MATERIAL TO PROCESS =

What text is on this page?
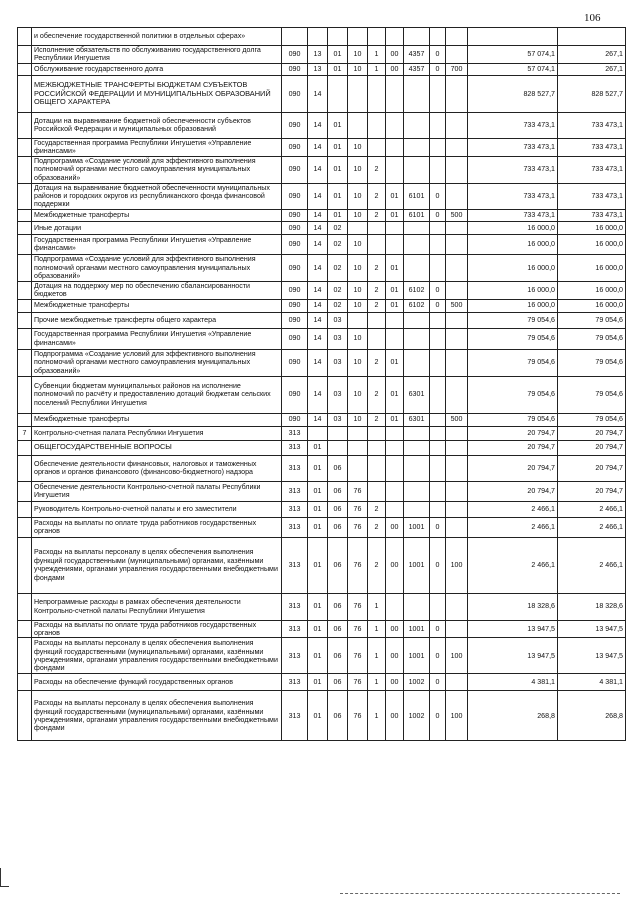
106
	и обеспечение государственной политики в отдельных сферах»											
	Исполнение обязательств по обслуживанию государственного долга Республики Ингушетия	090	13	01	10	1	00	4357	0		57 074,1	267,1
	Обслуживание государственного долга	090	13	01	10	1	00	4357	0	700	57 074,1	267,1
	МЕЖБЮДЖЕТНЫЕ ТРАНСФЕРТЫ БЮДЖЕТАМ СУБЪЕКТОВ РОССИЙСКОЙ ФЕДЕРАЦИИ И МУНИЦИПАЛЬНЫХ ОБРАЗОВАНИЙ ОБЩЕГО ХАРАКТЕРА	090	14								828 527,7	828 527,7
	Дотации на выравнивание бюджетной обеспеченности субъектов Российской Федерации и муниципальных образований	090	14	01							733 473,1	733 473,1
	Государственная программа Республики Ингушетия «Управление финансами»	090	14	01	10						733 473,1	733 473,1
	Подпрограмма «Создание условий для эффективного выполнения полномочий органами местного самоуправления муниципальных образований»	090	14	01	10	2					733 473,1	733 473,1
	Дотация на выравнивание бюджетной обеспеченности муниципальных районов и городских округов из республиканского фонда финансовой поддержки	090	14	01	10	2	01	6101	0		733 473,1	733 473,1
	Межбюджетные трансферты	090	14	01	10	2	01	6101	0	500	733 473,1	733 473,1
	Иные дотации	090	14	02							16 000,0	16 000,0
	Государственная программа Республики Ингушетия «Управление финансами»	090	14	02	10						16 000,0	16 000,0
	Подпрограмма «Создание условий для эффективного выполнения полномочий органами местного самоуправления муниципальных образований»	090	14	02	10	2	01				16 000,0	16 000,0
	Дотация на поддержку мер по обеспечению сбалансированности бюджетов	090	14	02	10	2	01	6102	0		16 000,0	16 000,0
	Межбюджетные трансферты	090	14	02	10	2	01	6102	0	500	16 000,0	16 000,0
	Прочие межбюджетные трансферты общего характера	090	14	03							79 054,6	79 054,6
	Государственная программа Республики Ингушетия «Управление финансами»	090	14	03	10						79 054,6	79 054,6
	Подпрограмма «Создание условий для эффективного выполнения полномочий органами местного самоуправления муниципальных образований»	090	14	03	10	2	01				79 054,6	79 054,6
	Субвенции бюджетам муниципальных районов на исполнение полномочий по расчёту и предоставлению дотаций бюджетам сельских поселений Республики Ингушетия	090	14	03	10	2	01	6301			79 054,6	79 054,6
	Межбюджетные трансферты	090	14	03	10	2	01	6301		500	79 054,6	79 054,6
7	Контрольно-счетная палата Республики Ингушетия	313									20 794,7	20 794,7
	ОБЩЕГОСУДАРСТВЕННЫЕ ВОПРОСЫ	313	01								20 794,7	20 794,7
	Обеспечение деятельности финансовых, налоговых и таможенных органов и органов финансового (финансово-бюджетного) надзора	313	01	06							20 794,7	20 794,7
	Обеспечение деятельности Контрольно-счетной палаты Республики Ингушетия	313	01	06	76						20 794,7	20 794,7
	Руководитель Контрольно-счетной палаты и его заместители	313	01	06	76	2					2 466,1	2 466,1
	Расходы на выплаты по оплате труда работников государственных органов	313	01	06	76	2	00	1001	0		2 466,1	2 466,1
	Расходы на выплаты персоналу в целях обеспечения выполнения функций государственными (муниципальными) органами, казёнными учреждениями, органами управления государственными внебюджетными фондами	313	01	06	76	2	00	1001	0	100	2 466,1	2 466,1
	Непрограммные расходы в рамках обеспечения деятельности Контрольно-счетной палаты Республики Ингушетия	313	01	06	76	1					18 328,6	18 328,6
	Расходы на выплаты по оплате труда работников государственных органов	313	01	06	76	1	00	1001	0		13 947,5	13 947,5
	Расходы на выплаты персоналу в целях обеспечения выполнения функций государственными (муниципальными) органами, казёнными учреждениями, органами управления государственными внебюджетными фондами	313	01	06	76	1	00	1001	0	100	13 947,5	13 947,5
	Расходы на обеспечение функций государственных органов	313	01	06	76	1	00	1002	0		4 381,1	4 381,1
	Расходы на выплаты персоналу в целях обеспечения выполнения функций государственными (муниципальными) органами, казёнными учреждениями, органами управления государственными внебюджетными фондами	313	01	06	76	1	00	1002	0	100	268,8	268,8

YOUR TASK =
State how many lines of the entries above include the word "фондами", offering no text other than the number.

FULL OUTPUT =
3